[What to work on] In the data below, find every line with the string "were" and pull it out.

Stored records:
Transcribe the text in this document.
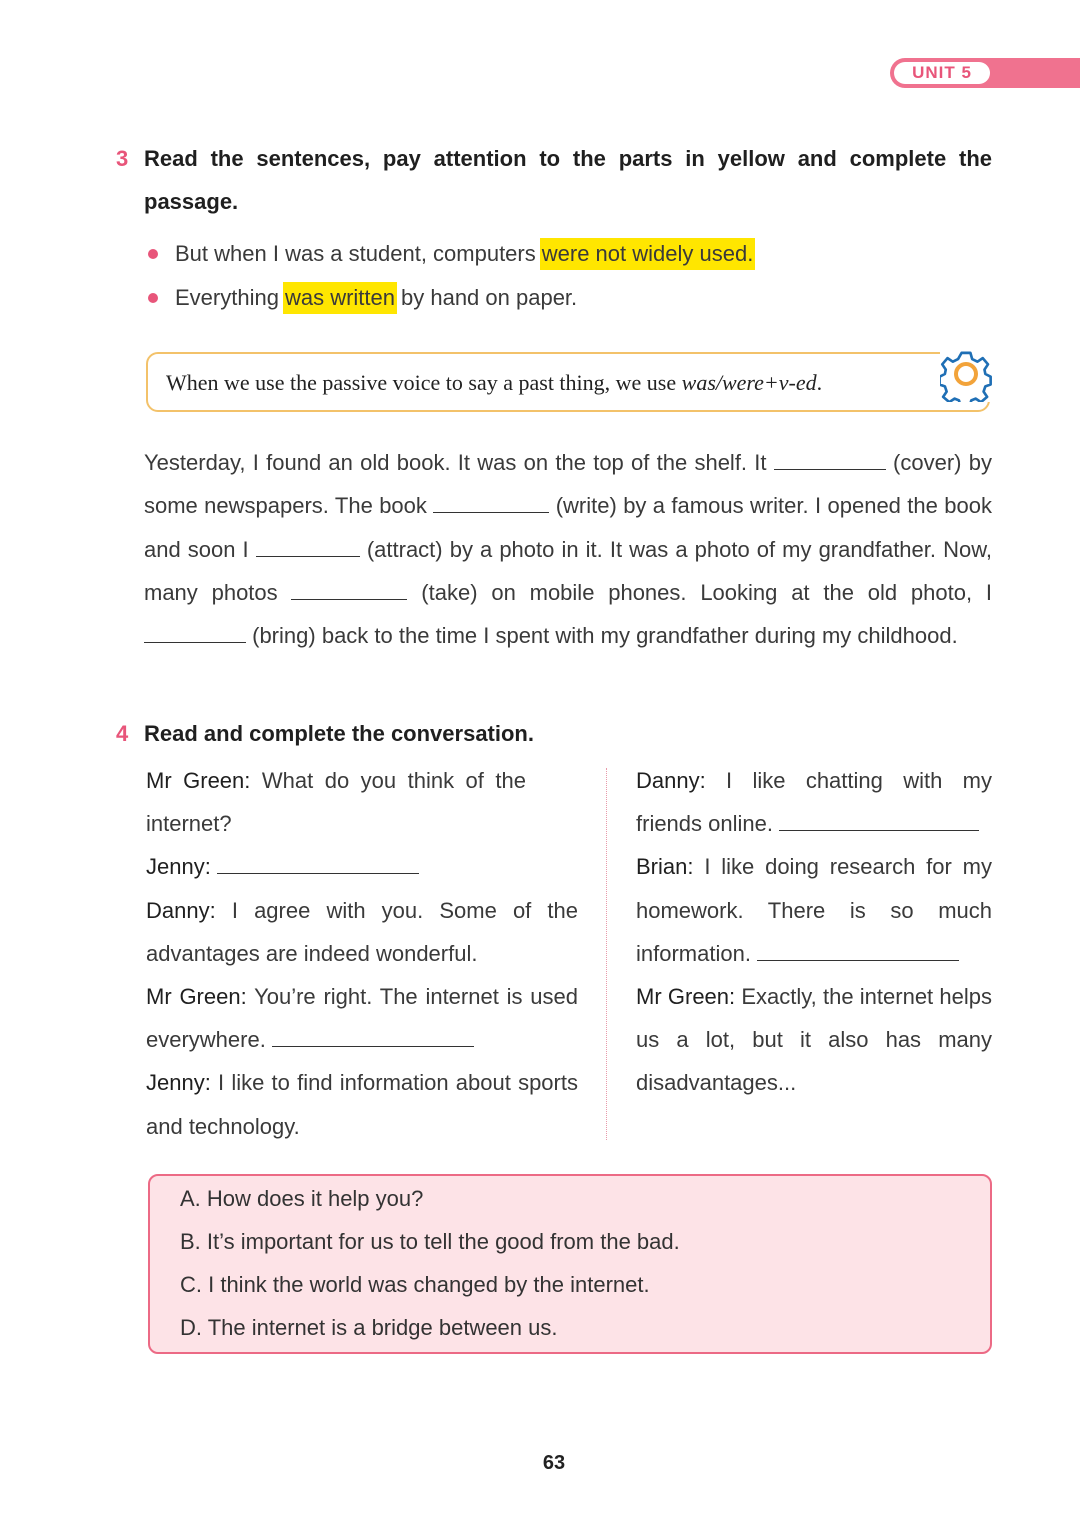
UNIT 5
3 Read the sentences, pay attention to the parts in yellow and complete the
passage.
But when I was a student, computers were not widely used.
Everything was written by hand on paper.
When we use the passive voice to say a past thing, we use was/were+v-ed.
Yesterday, I found an old book. It was on the top of the shelf. It	(cover) by some newspapers. The book	(write) by a famous writer. I opened the book and soon I	(attract) by a photo in it. It was a photo of my grandfather. Now, many photos	(take) on mobile phones. Looking at the old photo, I  (bring) back to the time I spent with my grandfather during my childhood.
4 Read and complete the conversation.
Mr Green: What do you think of the internet?
Jenny:
Danny: I agree with you. Some of the advantages are indeed wonderful.
Mr Green: You’re right. The internet is used everywhere.
Jenny: I like to find information about sports and technology.
Danny: I like chatting with my friends online.
Brian: I like doing research for my homework. There is so much information.
Mr Green: Exactly, the internet helps us a lot, but it also has many disadvantages...
A. How does it help you?
B. It’s important for us to tell the good from the bad.
C. I think the world was changed by the internet.
D. The internet is a bridge between us.
63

[Solved exercise]
But when I was a student, computers were not widely used.
When we use the passive voice to say a past thing, we use was/were+v-ed.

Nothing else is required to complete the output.